* What this task involves: If a line in the entries includes "without", show that line.
* * * * * * *
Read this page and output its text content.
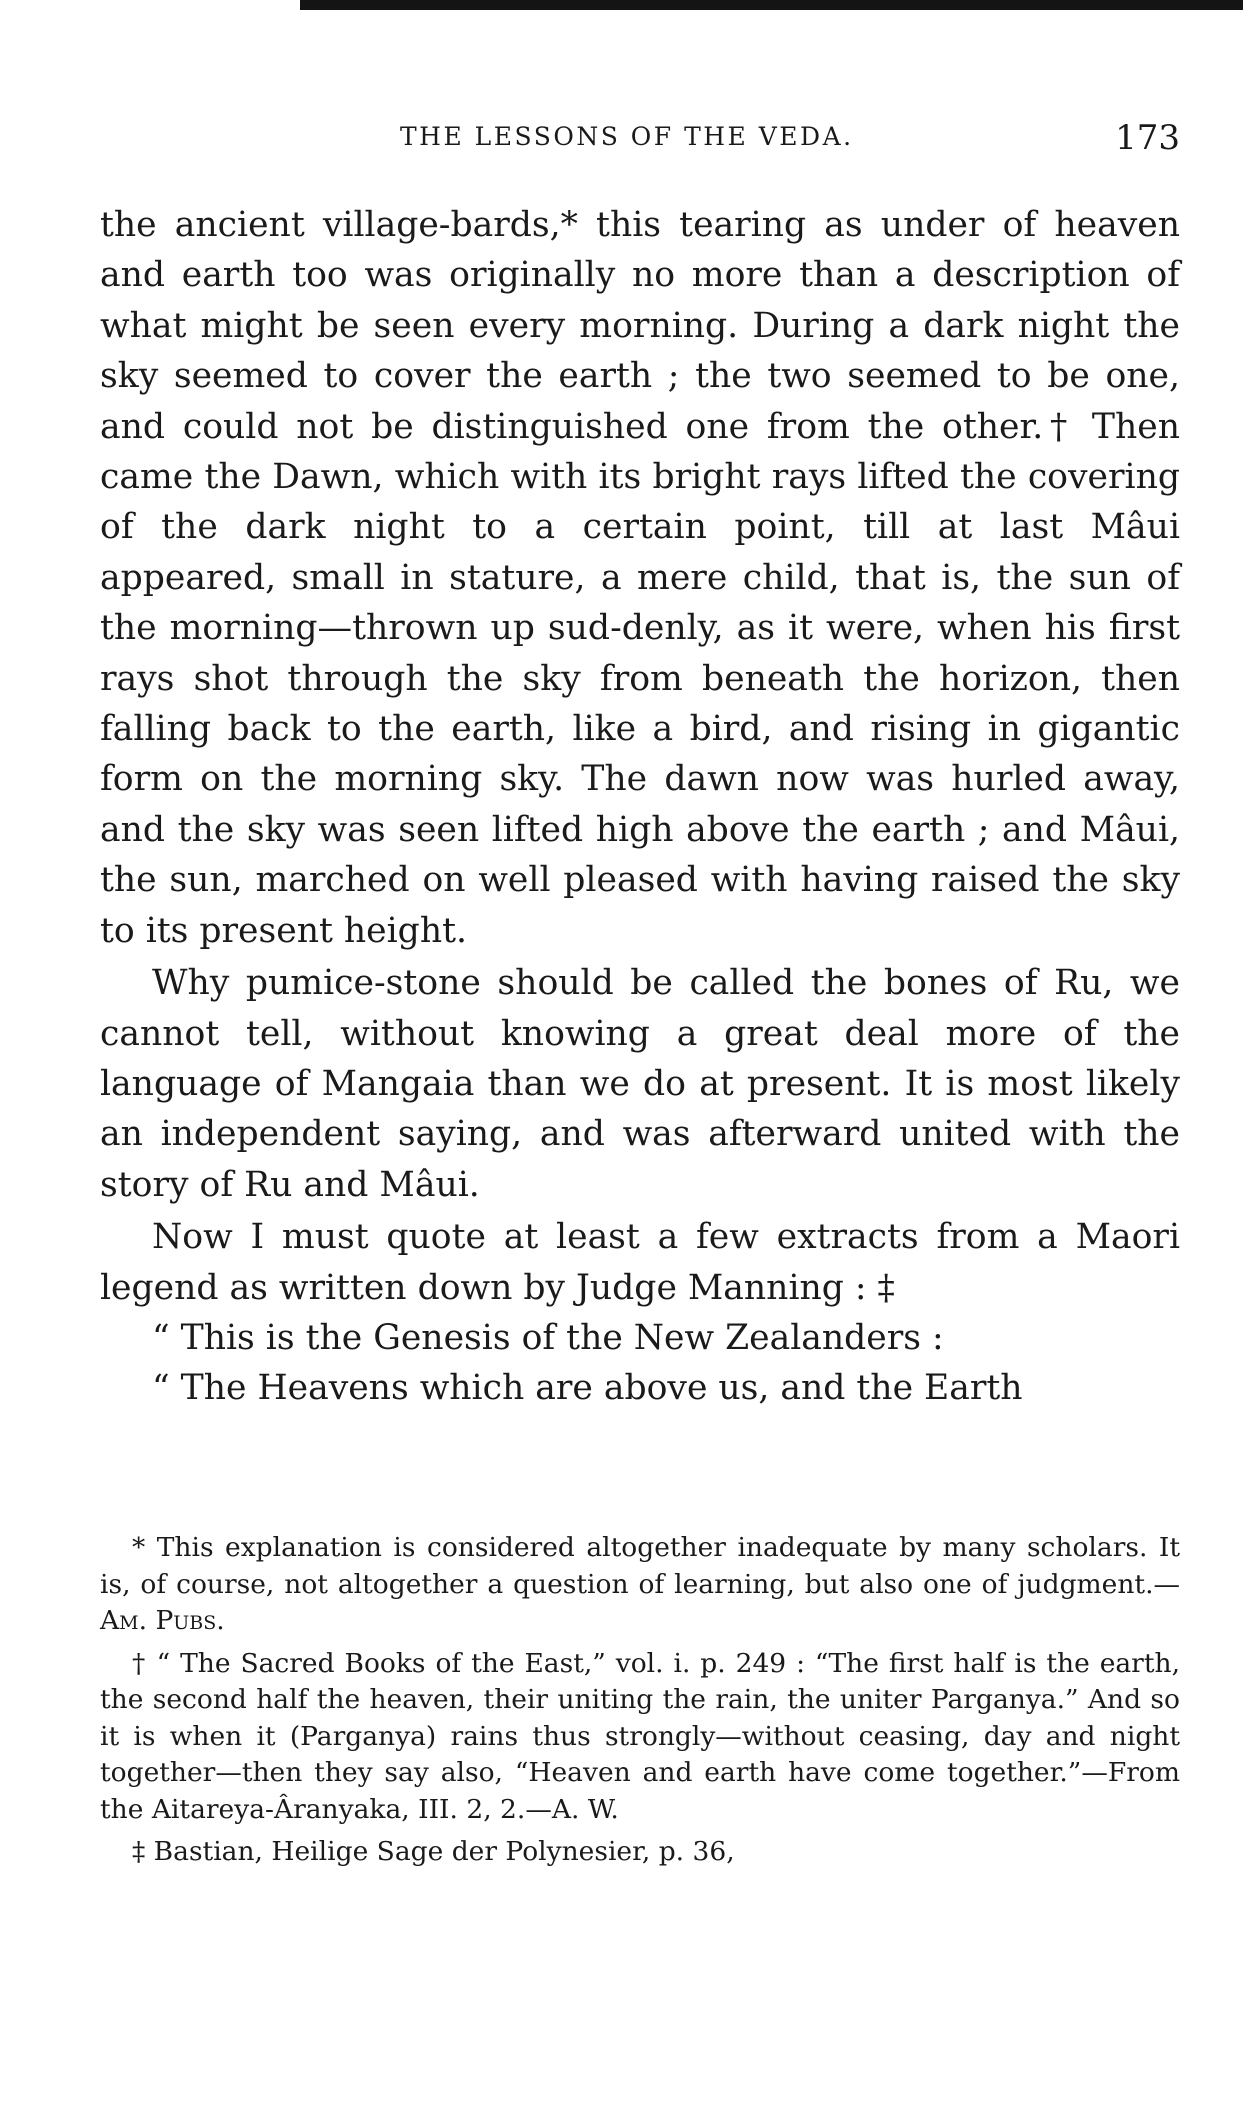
THE LESSONS OF THE VEDA.	173

the ancient village-bards,* this tearing as under of heaven and earth too was originally no more than a description of what might be seen every morning. During a dark night the sky seemed to cover the earth ; the two seemed to be one, and could not be distinguished one from the other.† Then came the Dawn, which with its bright rays lifted the covering of the dark night to a certain point, till at last Mâui appeared, small in stature, a mere child, that is, the sun of the morning—thrown up sud-denly, as it were, when his first rays shot through the sky from beneath the horizon, then falling back to the earth, like a bird, and rising in gigantic form on the morning sky. The dawn now was hurled away, and the sky was seen lifted high above the earth ; and Mâui, the sun, marched on well pleased with having raised the sky to its present height.

Why pumice-stone should be called the bones of Ru, we cannot tell, without knowing a great deal more of the language of Mangaia than we do at present. It is most likely an independent saying, and was afterward united with the story of Ru and Mâui.

Now I must quote at least a few extracts from a Maori legend as written down by Judge Manning : ‡

“ This is the Genesis of the New Zealanders :

“ The Heavens which are above us, and the Earth

* This explanation is considered altogether inadequate by many scholars. It is, of course, not altogether a question of learning, but also one of judgment.—Am. Pubs.

† “ The Sacred Books of the East,” vol. i. p. 249 : “The first half is the earth, the second half the heaven, their uniting the rain, the uniter Parganya.” And so it is when it (Parganya) rains thus strongly—without ceasing, day and night together—then they say also, “Heaven and earth have come together.”—From the Aitareya-Âranyaka, III. 2, 2.—A. W.

‡ Bastian, Heilige Sage der Polynesier, p. 36,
* * * * * * *
* Solution for this task:
Why pumice-stone should be called the bones of Ru, we cannot tell, without knowing a great deal more of the language of Mangaia than we do at present. It is most likely an independent saying, and was afterward united with the story of Ru and Mâui.
† “ The Sacred Books of the East,” vol. i. p. 249 : “The first half is the earth, the second half the heaven, their uniting the rain, the uniter Parganya.” And so it is when it (Parganya) rains thus strongly—without ceasing, day and night together—then they say also, “Heaven and earth have come together.”—From the Aitareya-Âranyaka, III. 2, 2.—A. W.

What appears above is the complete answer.